_PROVIDED ENTRIES_:
>>>>>
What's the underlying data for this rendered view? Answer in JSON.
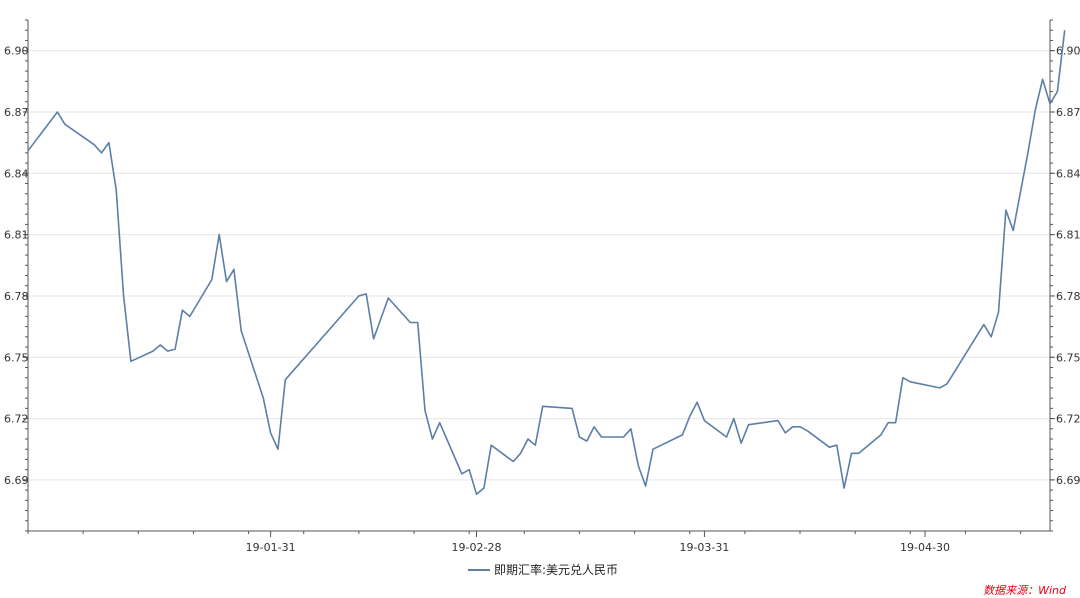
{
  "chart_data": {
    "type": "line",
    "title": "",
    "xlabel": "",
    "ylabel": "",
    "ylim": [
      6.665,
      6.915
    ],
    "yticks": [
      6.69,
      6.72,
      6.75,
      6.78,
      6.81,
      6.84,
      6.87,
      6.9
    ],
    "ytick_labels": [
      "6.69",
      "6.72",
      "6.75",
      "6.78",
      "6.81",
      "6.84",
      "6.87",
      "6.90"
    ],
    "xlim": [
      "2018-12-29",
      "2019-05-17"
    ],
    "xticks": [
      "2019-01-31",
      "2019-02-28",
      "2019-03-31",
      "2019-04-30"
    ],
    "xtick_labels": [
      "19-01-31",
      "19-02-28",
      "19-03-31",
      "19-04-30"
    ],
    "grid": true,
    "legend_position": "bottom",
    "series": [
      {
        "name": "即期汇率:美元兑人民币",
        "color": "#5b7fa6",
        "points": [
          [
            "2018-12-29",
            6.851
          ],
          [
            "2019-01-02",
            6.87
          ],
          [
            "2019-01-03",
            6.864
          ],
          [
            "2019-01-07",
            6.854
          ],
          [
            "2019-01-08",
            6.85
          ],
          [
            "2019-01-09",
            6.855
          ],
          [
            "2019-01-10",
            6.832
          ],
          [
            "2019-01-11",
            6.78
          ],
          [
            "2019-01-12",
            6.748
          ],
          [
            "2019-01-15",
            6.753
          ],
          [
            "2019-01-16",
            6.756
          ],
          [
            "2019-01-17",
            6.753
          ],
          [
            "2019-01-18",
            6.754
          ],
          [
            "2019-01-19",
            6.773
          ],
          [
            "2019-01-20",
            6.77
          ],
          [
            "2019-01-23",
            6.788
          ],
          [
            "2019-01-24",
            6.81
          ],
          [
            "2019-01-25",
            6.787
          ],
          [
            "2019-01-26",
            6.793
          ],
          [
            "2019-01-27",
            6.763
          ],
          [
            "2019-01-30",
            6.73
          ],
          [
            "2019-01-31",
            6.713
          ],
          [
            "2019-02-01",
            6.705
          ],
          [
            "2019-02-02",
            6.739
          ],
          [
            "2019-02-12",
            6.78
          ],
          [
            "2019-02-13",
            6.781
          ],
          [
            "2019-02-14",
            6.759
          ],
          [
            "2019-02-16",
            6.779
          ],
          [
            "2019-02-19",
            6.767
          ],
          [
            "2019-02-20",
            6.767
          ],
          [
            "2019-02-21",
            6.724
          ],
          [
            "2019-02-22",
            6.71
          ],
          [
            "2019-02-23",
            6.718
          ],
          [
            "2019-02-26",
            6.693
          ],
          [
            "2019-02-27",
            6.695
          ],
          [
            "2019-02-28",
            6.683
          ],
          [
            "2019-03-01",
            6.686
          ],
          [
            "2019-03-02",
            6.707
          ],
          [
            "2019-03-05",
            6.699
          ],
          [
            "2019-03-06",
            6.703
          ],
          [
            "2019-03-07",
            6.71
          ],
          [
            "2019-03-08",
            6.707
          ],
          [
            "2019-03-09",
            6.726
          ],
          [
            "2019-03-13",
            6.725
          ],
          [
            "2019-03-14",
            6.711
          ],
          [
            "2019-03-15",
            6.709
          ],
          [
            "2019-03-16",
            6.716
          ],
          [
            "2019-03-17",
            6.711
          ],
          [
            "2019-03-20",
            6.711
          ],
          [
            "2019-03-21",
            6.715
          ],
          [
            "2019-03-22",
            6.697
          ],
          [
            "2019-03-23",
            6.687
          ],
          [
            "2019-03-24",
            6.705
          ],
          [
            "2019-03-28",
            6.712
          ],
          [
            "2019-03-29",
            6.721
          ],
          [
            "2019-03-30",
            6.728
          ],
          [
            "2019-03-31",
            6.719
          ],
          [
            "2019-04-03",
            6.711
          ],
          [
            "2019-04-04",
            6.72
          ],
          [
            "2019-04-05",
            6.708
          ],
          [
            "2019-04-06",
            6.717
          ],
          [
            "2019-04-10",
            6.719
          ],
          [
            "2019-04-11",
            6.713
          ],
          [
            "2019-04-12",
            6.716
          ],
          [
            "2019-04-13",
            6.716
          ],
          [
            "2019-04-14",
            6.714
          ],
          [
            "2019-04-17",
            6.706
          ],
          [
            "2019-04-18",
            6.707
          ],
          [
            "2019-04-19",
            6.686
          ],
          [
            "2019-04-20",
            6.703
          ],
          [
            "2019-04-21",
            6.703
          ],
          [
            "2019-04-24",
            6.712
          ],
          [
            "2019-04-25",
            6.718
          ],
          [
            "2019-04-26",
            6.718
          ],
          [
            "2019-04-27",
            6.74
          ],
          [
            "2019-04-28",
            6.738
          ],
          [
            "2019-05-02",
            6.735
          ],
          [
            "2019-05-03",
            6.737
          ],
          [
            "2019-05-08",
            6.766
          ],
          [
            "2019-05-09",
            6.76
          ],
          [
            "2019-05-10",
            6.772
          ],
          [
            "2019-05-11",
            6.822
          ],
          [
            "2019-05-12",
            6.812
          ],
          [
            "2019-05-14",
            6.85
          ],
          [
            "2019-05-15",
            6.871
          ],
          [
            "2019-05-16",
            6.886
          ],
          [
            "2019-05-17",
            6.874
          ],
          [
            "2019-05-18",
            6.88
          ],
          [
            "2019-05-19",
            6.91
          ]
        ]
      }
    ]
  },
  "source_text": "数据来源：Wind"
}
<<<<<
>>>>>
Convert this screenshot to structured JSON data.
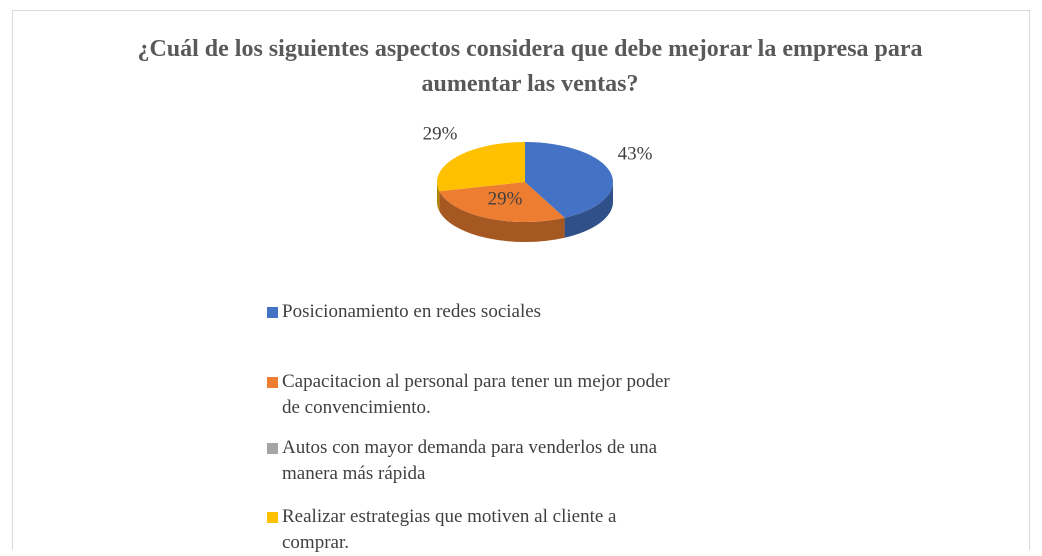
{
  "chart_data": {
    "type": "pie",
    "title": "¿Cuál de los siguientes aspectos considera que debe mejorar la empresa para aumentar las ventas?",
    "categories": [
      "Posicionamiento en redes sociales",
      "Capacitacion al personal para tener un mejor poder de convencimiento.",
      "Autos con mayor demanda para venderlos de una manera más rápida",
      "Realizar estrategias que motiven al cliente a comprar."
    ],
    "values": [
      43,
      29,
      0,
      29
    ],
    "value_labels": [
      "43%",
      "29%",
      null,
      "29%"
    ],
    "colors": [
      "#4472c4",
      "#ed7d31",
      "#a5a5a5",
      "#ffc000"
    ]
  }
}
<<<<<
>>>>>
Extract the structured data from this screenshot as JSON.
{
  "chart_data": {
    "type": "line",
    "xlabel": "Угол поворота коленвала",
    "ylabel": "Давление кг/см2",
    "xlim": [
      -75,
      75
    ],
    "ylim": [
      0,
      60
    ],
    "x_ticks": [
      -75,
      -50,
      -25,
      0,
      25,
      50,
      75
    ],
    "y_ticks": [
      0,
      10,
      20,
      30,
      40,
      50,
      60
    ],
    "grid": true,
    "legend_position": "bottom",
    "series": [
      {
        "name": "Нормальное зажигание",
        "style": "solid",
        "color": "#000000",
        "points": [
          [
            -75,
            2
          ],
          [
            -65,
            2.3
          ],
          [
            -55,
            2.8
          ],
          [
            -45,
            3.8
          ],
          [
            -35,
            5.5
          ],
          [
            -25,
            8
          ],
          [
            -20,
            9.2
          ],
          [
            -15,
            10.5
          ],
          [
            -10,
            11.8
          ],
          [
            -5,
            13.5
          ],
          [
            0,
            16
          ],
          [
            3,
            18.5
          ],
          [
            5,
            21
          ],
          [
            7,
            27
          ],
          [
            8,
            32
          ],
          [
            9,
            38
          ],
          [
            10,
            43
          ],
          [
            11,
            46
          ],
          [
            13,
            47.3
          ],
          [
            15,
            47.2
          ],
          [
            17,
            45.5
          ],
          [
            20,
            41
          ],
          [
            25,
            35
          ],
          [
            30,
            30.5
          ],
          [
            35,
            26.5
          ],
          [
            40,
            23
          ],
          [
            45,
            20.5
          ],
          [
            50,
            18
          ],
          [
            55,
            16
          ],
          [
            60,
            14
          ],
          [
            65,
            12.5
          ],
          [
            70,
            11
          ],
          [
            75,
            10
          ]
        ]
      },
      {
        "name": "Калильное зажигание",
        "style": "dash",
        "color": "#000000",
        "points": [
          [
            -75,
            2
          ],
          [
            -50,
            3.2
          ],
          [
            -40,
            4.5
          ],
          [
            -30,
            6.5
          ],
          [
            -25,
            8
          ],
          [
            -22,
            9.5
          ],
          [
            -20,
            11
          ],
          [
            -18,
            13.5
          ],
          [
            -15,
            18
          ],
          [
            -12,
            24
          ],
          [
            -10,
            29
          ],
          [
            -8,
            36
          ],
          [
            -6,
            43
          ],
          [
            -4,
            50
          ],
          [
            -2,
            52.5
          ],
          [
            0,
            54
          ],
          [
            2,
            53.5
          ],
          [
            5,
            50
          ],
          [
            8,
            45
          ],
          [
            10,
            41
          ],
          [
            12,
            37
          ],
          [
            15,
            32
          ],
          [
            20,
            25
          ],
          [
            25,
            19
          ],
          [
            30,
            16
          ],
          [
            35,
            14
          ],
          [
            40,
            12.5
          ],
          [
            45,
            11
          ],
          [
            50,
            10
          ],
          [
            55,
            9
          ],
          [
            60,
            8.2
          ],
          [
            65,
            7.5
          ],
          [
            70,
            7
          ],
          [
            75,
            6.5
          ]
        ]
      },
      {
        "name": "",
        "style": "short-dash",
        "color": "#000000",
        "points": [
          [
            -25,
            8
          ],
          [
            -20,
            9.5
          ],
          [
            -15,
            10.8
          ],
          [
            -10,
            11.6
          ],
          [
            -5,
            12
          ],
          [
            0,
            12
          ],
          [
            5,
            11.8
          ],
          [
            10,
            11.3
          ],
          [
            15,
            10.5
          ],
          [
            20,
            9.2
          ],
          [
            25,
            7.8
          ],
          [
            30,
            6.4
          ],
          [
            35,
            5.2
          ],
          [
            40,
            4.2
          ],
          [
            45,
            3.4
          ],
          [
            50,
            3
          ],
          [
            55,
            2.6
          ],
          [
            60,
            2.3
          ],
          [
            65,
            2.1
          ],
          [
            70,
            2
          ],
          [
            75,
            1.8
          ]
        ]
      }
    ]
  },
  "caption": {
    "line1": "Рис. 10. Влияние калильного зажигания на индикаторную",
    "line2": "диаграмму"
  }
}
<<<<<
_GIVEN REQUEST_: Identify every line holding the word "structured" and copy it out.

_RESULT_:
Convert this screenshot to structured JSON data.
Extract the structured data from this screenshot as JSON.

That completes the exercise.